==== Raw records ====
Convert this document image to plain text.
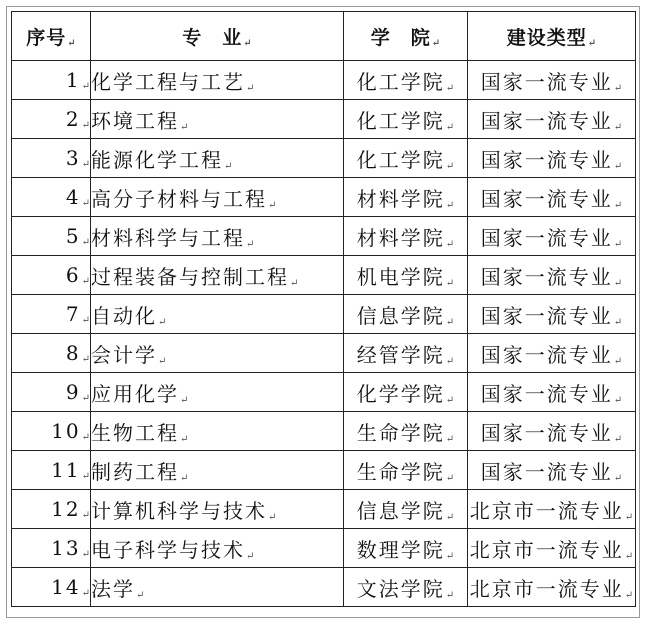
序号↵	专　业↵	学　院↵	建设类型↵
1↵	化学工程与工艺↵	化工学院↵	国家一流专业↵
2↵	环境工程↵	化工学院↵	国家一流专业↵
3↵	能源化学工程↵	化工学院↵	国家一流专业↵
4↵	高分子材料与工程↵	材料学院↵	国家一流专业↵
5↵	材料科学与工程↵	材料学院↵	国家一流专业↵
6↵	过程装备与控制工程↵	机电学院↵	国家一流专业↵
7↵	自动化↵	信息学院↵	国家一流专业↵
8↵	会计学↵	经管学院↵	国家一流专业↵
9↵	应用化学↵	化学学院↵	国家一流专业↵
10↵	生物工程↵	生命学院↵	国家一流专业↵
11↵	制药工程↵	生命学院↵	国家一流专业↵
12↵	计算机科学与技术↵	信息学院↵	北京市一流专业↵
13↵	电子科学与技术↵	数理学院↵	北京市一流专业↵
14↵	法学↵	文法学院↵	北京市一流专业↵
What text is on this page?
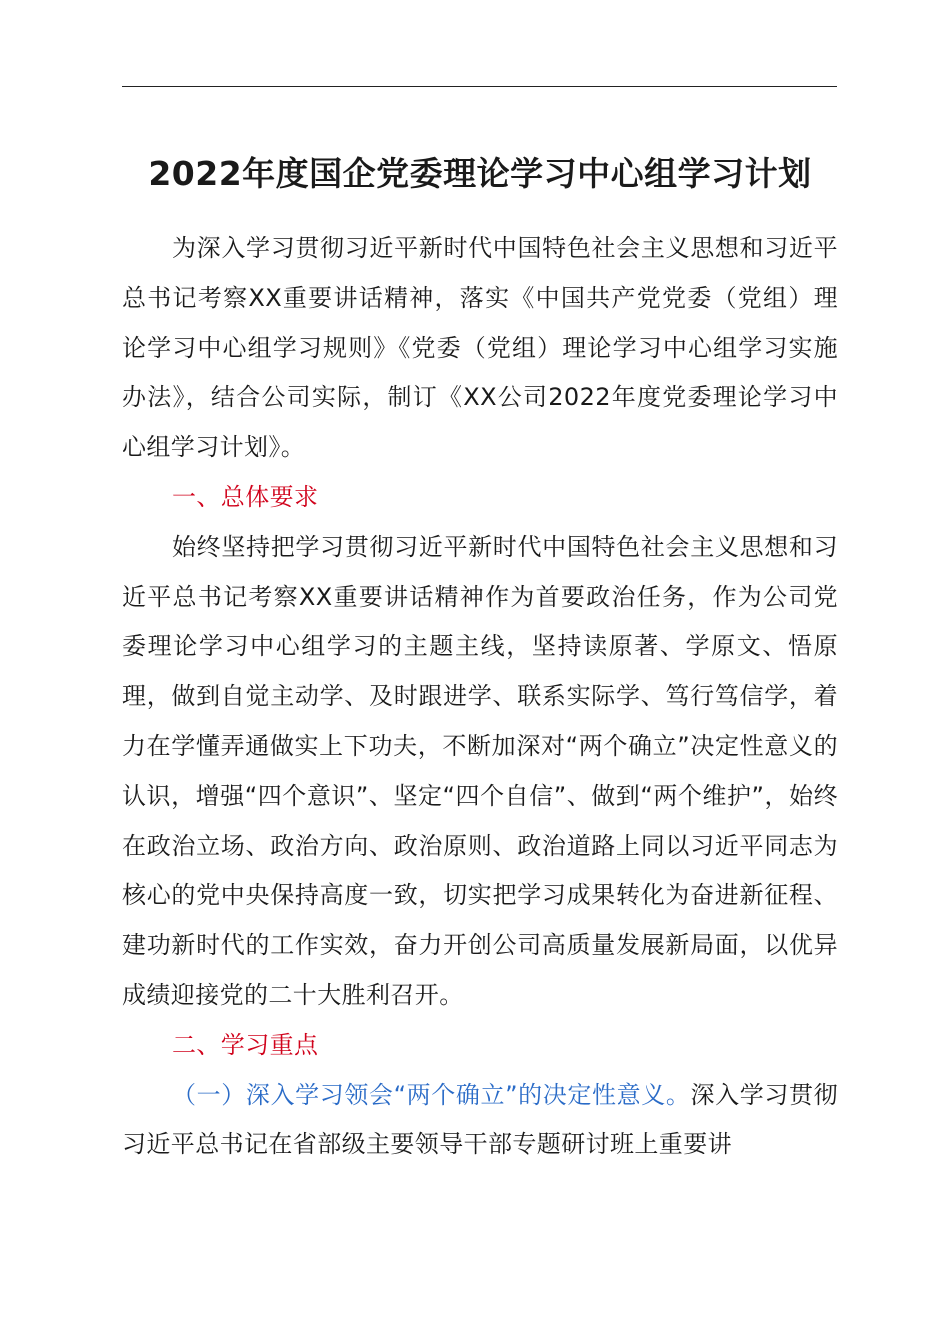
2022年度国企党委理论学习中心组学习计划

为深入学习贯彻习近平新时代中国特色社会主义思想和习近平总书记考察XX重要讲话精神，落实《中国共产党党委（党组）理论学习中心组学习规则》《党委（党组）理论学习中心组学习实施办法》，结合公司实际，制订《XX公司2022年度党委理论学习中心组学习计划》。

一、总体要求

始终坚持把学习贯彻习近平新时代中国特色社会主义思想和习近平总书记考察XX重要讲话精神作为首要政治任务，作为公司党委理论学习中心组学习的主题主线，坚持读原著、学原文、悟原理，做到自觉主动学、及时跟进学、联系实际学、笃行笃信学，着力在学懂弄通做实上下功夫，不断加深对“两个确立”决定性意义的认识，增强“四个意识”、坚定“四个自信”、做到“两个维护”，始终在政治立场、政治方向、政治原则、政治道路上同以习近平同志为核心的党中央保持高度一致，切实把学习成果转化为奋进新征程、建功新时代的工作实效，奋力开创公司高质量发展新局面，以优异成绩迎接党的二十大胜利召开。

二、学习重点

（一）深入学习领会“两个确立”的决定性意义。深入学习贯彻习近平总书记在省部级主要领导干部专题研讨班上重要讲
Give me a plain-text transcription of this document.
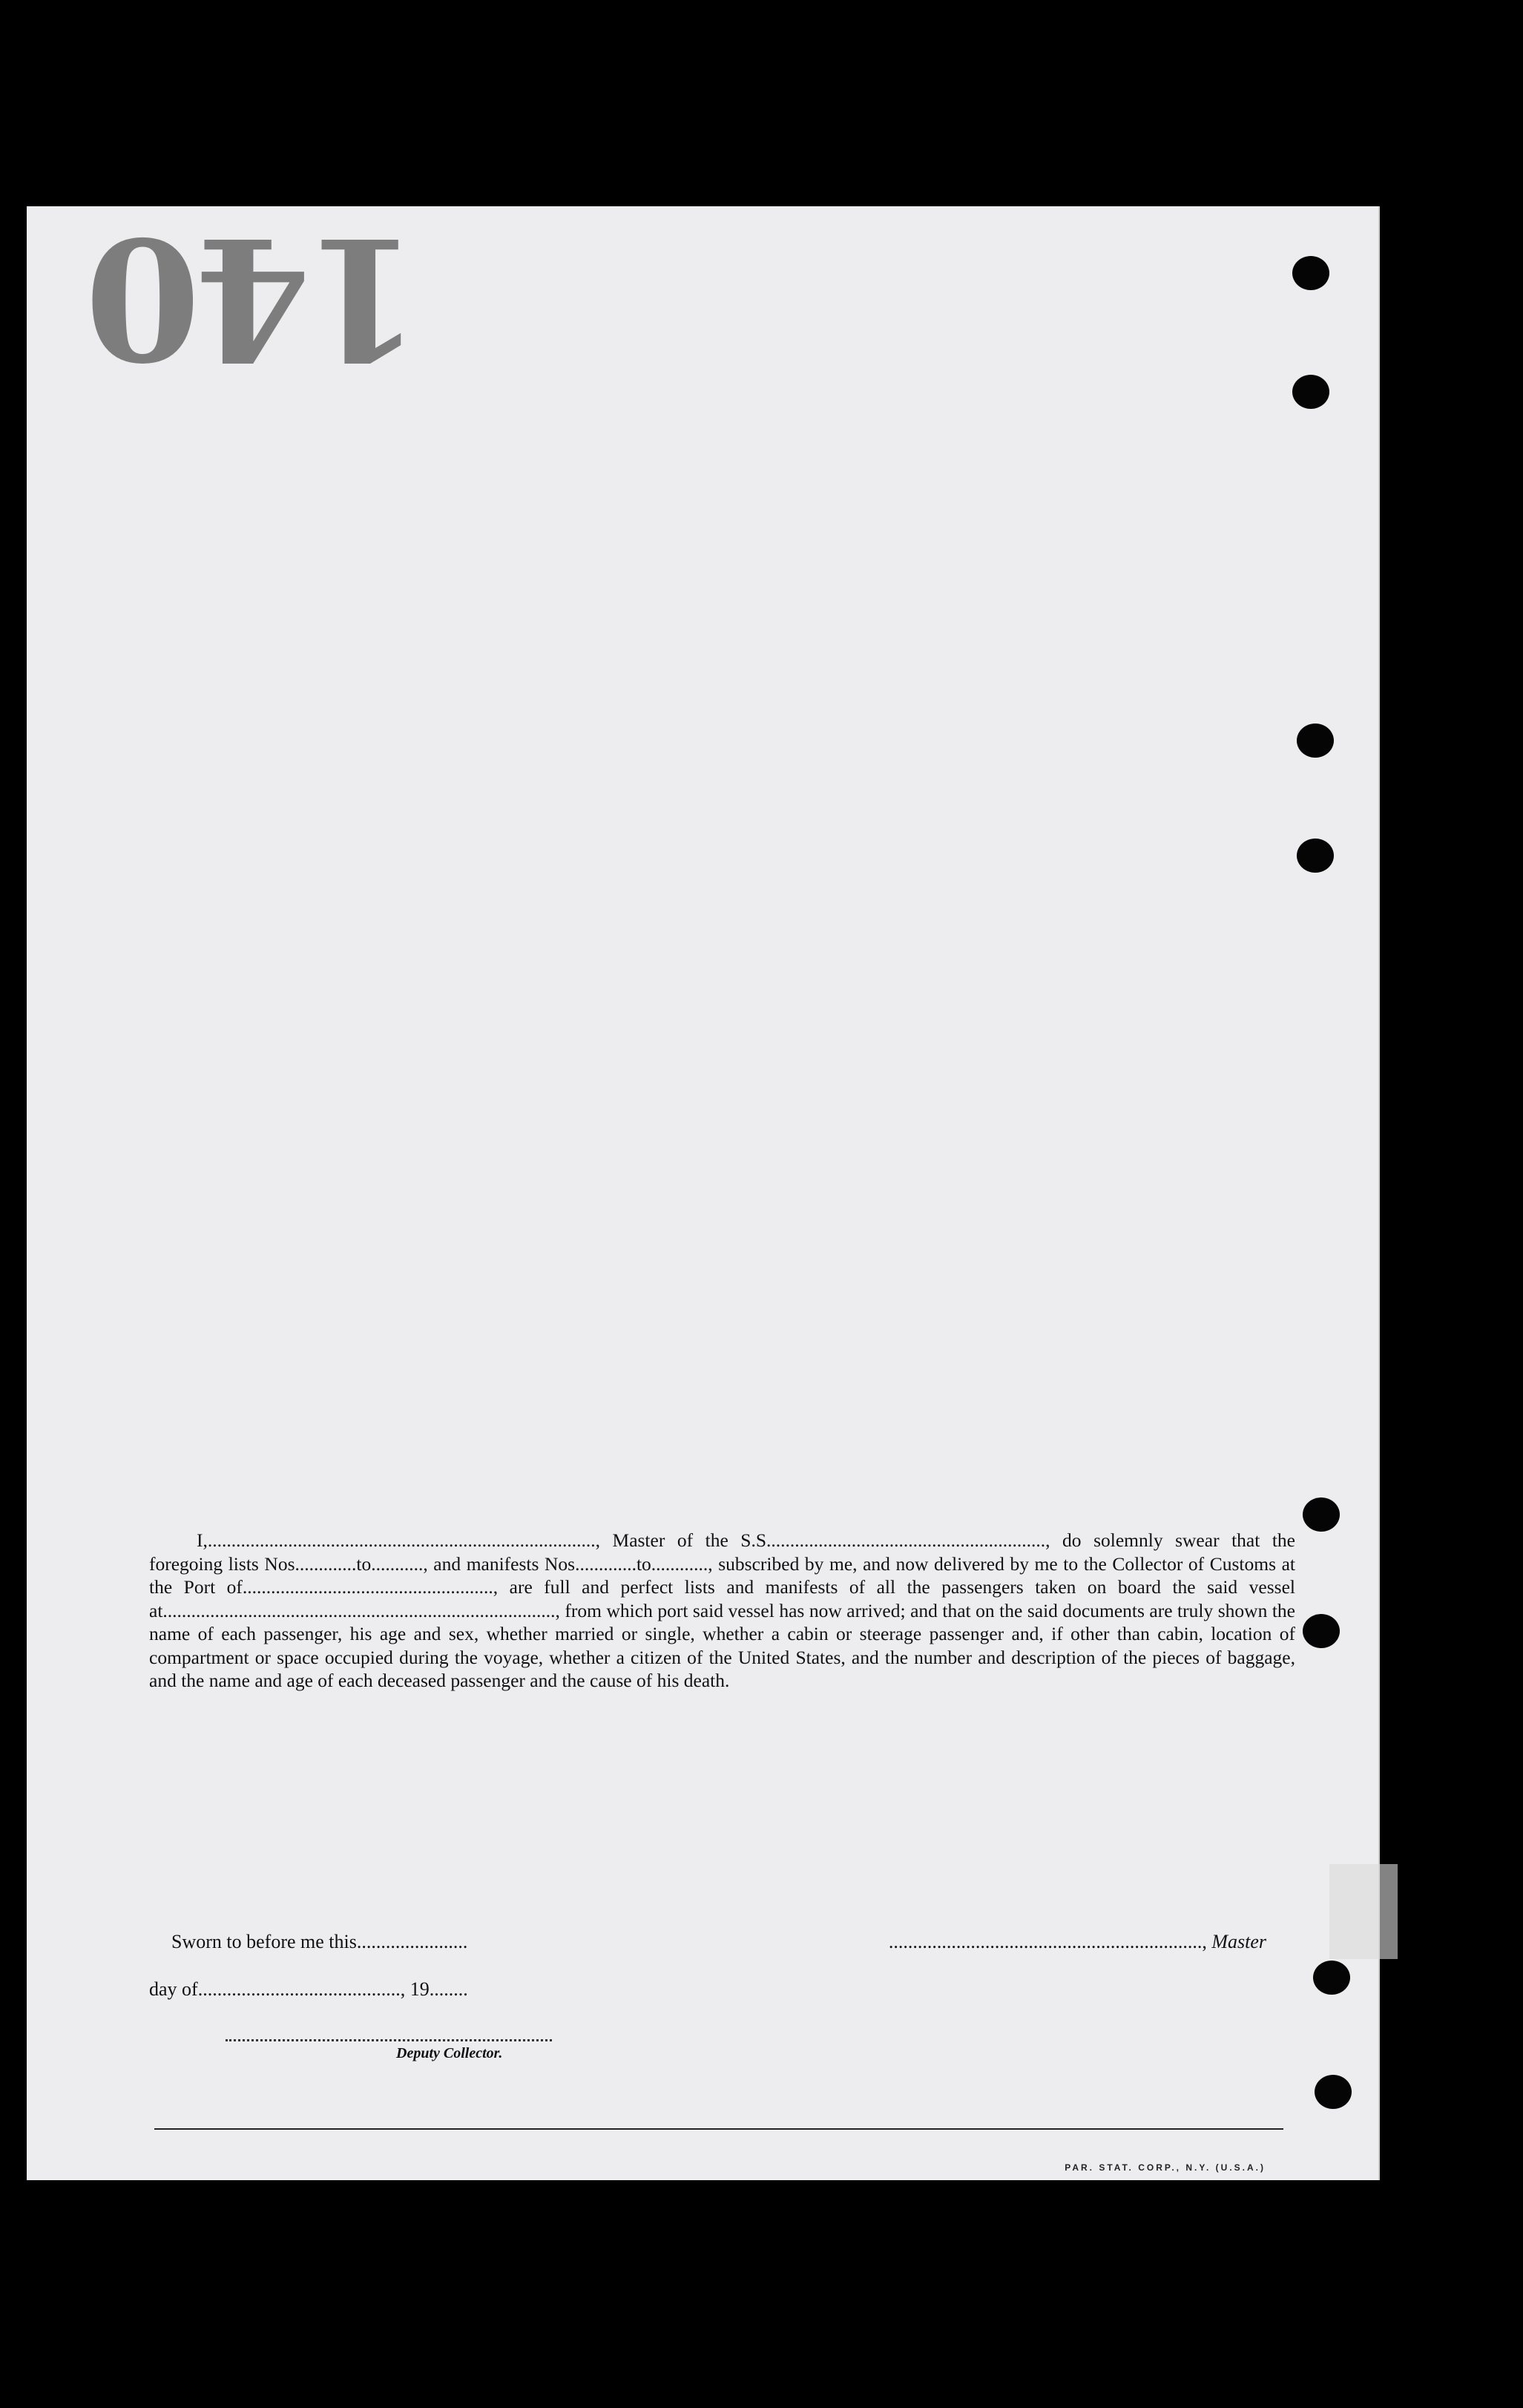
140

I,.................................................................................., Master of the S.S..........................................................., do solemnly swear that the foregoing lists Nos.............to..........., and manifests Nos.............to............, subscribed by me, and now delivered by me to the Collector of Customs at the Port of....................................................., are full and perfect lists and manifests of all the passengers taken on board the said vessel at..................................................................................., from which port said vessel has now arrived; and that on the said documents are truly shown the name of each passenger, his age and sex, whether married or single, whether a cabin or steerage passenger and, if other than cabin, location of compartment or space occupied during the voyage, whether a citizen of the United States, and the number and description of the pieces of baggage, and the name and age of each deceased passenger and the cause of his death.

Sworn to before me this.......................	................................................................., Master
day of.........................................., 19........
Deputy Collector.
PAR. STAT. CORP., N.Y. (U.S.A.)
====
§ **What the exercise asks**
The lines to write out run from the one containing "What text is on this page?" through the final line of the material above, both included; write them out exactly, with no pictures.

§ **The answer**
What text is on this page?
2022年度国企党委理论学习中心组学习计划

为深入学习贯彻习近平新时代中国特色社会主义思想和习近平总书记考察XX重要讲话精神，落实《中国共产党党委（党组）理论学习中心组学习规则》《党委（党组）理论学习中心组学习实施办法》，结合公司实际，制订《XX公司2022年度党委理论学习中心组学习计划》。

一、总体要求

始终坚持把学习贯彻习近平新时代中国特色社会主义思想和习近平总书记考察XX重要讲话精神作为首要政治任务，作为公司党委理论学习中心组学习的主题主线，坚持读原著、学原文、悟原理，做到自觉主动学、及时跟进学、联系实际学、笃行笃信学，着力在学懂弄通做实上下功夫，不断加深对“两个确立”决定性意义的认识，增强“四个意识”、坚定“四个自信”、做到“两个维护”，始终在政治立场、政治方向、政治原则、政治道路上同以习近平同志为核心的党中央保持高度一致，切实把学习成果转化为奋进新征程、建功新时代的工作实效，奋力开创公司高质量发展新局面，以优异成绩迎接党的二十大胜利召开。

二、学习重点

（一）深入学习领会“两个确立”的决定性意义。深入学习贯彻习近平总书记在省部级主要领导干部专题研讨班上重要讲
Give me a plain-text transcription of this document.
140

I,.................................................................................., Master of the S.S..........................................................., do solemnly swear that the foregoing lists Nos.............to..........., and manifests Nos.............to............, subscribed by me, and now delivered by me to the Collector of Customs at the Port of....................................................., are full and perfect lists and manifests of all the passengers taken on board the said vessel at..................................................................................., from which port said vessel has now arrived; and that on the said documents are truly shown the name of each passenger, his age and sex, whether married or single, whether a cabin or steerage passenger and, if other than cabin, location of compartment or space occupied during the voyage, whether a citizen of the United States, and the number and description of the pieces of baggage, and the name and age of each deceased passenger and the cause of his death.

Sworn to before me this.......................	................................................................., Master
day of.........................................., 19........
Deputy Collector.
PAR. STAT. CORP., N.Y. (U.S.A.)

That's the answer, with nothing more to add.